§ **REQUIREMENT**: Carry on the essay below about obesity and the cost of treating the illnesses it may bring, starting right after its last sentence.

Falling asleep last night, mind wandering everywhere from finances to databases to disease, I began wondering about obesity and disease. That is, won’t the current epidemic cause lots of health problems for, well, for us? I’m still covered by that description even after losing 53 pounds, I guess, and ought to be honest; I plan to keep at the weight loss until I reach a healthy size, then follow the Atkins maintenance guidelines. But back to the question at hand…
I look around today and see chubby kids, hefty teens, and huge adults and can’t help but wonder how people let themselves get that way. I honestly don’t know myself how I did except that the thought just never occured to me even as I kept needing larger and larger clothes. Thankfully friends and loved ones didn’t let me off the hook but kept asking me when I was going to do something about it. Where are the friends and loved ones of all these other people?
So let’s assume that a substantial majority of the currently obese do not go to the Atkins approach or Weight Watchers or Jenny Craig but continue as they are into late middle age and beyond. The medical problems, one would think, will simply explode exponentially. Anything from bad backs and bad feet to hypertension to organ failures to heart attacks and strokes; heck, I’m not that familiar with disease but I’m probably understating the range of possibilities here.
And all of these problems will cost money to treat. Blood pressure medication isn’t that expensive but all the doctor office visits, X-Rays and CAT scans, operations, hospital stays surely will add up; I bet there’s a study out there somewhere but I’m just not up to the Googling on a Sunday morning to find it. Where is all this money going to come from? If people, especially corporate benefit managers and their bosses, think that insurance rates are going up fast now, wait ten years when this trend starts hitting the books and I wonder if the current system will be brought to its knees.
Up until now, smoking has probably been the ‘voluntary’ activity that caused/causes the most treatment expense but its impact on the system is probably waning as fewer and fewer people light up each year. We allowed insurance plans to cover smokers’ illnesses but in recent years governments and individuals have been winning lawsuits against the tobacco companies to recover the cost, so much so that (one of?) the biggest, Atria/Phillip Morris, now claims that it may go bankrupt due to an adverse result in Illinois.

§ **EXTRACTED INFORMATION**:

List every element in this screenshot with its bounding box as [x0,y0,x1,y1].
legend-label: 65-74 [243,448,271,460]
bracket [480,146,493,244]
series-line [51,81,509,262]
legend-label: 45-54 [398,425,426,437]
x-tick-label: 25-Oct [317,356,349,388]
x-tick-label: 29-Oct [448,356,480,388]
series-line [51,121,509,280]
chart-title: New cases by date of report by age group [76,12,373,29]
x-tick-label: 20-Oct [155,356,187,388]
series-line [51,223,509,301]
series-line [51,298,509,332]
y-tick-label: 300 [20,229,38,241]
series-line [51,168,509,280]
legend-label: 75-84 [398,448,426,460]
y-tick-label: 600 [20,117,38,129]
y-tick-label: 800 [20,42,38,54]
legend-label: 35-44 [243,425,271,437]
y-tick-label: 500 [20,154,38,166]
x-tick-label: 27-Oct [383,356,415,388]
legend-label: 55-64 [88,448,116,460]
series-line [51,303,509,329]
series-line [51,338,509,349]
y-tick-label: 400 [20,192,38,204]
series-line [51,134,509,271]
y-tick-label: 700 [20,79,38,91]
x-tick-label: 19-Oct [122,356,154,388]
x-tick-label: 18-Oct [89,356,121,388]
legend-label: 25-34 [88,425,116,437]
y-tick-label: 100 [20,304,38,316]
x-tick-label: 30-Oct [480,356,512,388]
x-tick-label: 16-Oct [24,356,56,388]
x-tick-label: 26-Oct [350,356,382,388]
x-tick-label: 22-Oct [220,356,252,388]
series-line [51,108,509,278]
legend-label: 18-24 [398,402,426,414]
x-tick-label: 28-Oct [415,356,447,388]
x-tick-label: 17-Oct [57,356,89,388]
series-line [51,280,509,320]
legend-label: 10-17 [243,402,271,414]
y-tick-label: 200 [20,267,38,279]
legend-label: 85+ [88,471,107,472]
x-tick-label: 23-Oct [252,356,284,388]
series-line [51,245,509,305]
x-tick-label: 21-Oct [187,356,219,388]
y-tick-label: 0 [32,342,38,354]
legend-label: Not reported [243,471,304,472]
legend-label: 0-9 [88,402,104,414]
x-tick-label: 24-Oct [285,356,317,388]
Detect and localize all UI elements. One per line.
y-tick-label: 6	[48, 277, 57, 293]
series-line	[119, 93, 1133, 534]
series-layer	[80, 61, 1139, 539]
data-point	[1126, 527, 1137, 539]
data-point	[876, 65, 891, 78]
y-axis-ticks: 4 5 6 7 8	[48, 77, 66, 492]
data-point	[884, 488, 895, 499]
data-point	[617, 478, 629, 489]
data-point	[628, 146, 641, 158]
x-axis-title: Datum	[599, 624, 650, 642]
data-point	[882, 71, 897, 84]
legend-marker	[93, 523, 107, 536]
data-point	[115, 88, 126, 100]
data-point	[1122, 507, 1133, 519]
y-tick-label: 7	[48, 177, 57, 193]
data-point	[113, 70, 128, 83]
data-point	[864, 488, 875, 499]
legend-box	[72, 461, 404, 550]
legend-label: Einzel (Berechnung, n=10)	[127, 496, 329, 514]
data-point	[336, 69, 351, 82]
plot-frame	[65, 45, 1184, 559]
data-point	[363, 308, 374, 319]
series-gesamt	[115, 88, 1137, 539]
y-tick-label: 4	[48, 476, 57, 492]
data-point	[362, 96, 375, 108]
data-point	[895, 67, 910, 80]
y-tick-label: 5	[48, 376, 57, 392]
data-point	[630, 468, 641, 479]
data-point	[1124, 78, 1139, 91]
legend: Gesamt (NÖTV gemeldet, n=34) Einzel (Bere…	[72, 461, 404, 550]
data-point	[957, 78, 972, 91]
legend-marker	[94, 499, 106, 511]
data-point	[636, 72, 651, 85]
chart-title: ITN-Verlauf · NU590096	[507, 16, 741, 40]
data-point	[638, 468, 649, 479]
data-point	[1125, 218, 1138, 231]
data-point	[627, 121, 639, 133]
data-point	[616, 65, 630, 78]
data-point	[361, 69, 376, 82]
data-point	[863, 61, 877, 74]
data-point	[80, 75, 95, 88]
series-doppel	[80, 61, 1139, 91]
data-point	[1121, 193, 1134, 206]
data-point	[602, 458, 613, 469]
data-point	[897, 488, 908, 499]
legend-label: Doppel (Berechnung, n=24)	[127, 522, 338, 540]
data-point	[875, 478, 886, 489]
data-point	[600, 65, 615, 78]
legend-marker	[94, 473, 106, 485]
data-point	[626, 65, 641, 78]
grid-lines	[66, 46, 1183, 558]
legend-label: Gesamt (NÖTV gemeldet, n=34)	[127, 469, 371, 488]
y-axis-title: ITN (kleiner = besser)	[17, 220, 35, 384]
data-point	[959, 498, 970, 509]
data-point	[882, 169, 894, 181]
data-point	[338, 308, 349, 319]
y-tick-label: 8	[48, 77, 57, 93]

§ **YOUR RESPONSE**:
But health problems due to improper eating are much more easily cured, at much lower cost, if only the patient is willing. A few people, proportionally, do have underlying genetic and glandular disorders that are not simple to correct but otherwise every fat person can become a healthy size without question. They need only make the choice to begin eating in a healthy way. Note that I’m not calling for a mass conversion to a controlled carbohydrate diet or any other specific plan: some will do best with Atkins, others with Slim-Fast, and others just by reducing portion sizes.
Restaurants and food manufacturers can help out though such changes may not be in their best interest. That’s a whole other can of worms and one I’m not prepared to go into in this essay, that conflict of interest, but suffice to say it won’t be an easy obstacle to overcome. After all, how many kids start down the path to Fattyhood because they eat a bowl or two of nearly pure sugar and starch every morning and are helped along by cartoon hero-pushed snacks every afternoon?
Many leaders in our society run under a banner labelled Family Values to strengthen the rationale for their cause. This issue would certainly seem to me to be a true family issue. Parents need to provide proper nutrition to their children and teach them healthy eating habits regardless of the pressure kids put on to have the latest cool but nutionally valueless foods. One may agree or disagree on the propriety of, say, same sex marriage, school prayer, and the like but I find myself having great difficulty believing that anyone would disagree that a primary parental responsibility is to imbue a child with healthy habits.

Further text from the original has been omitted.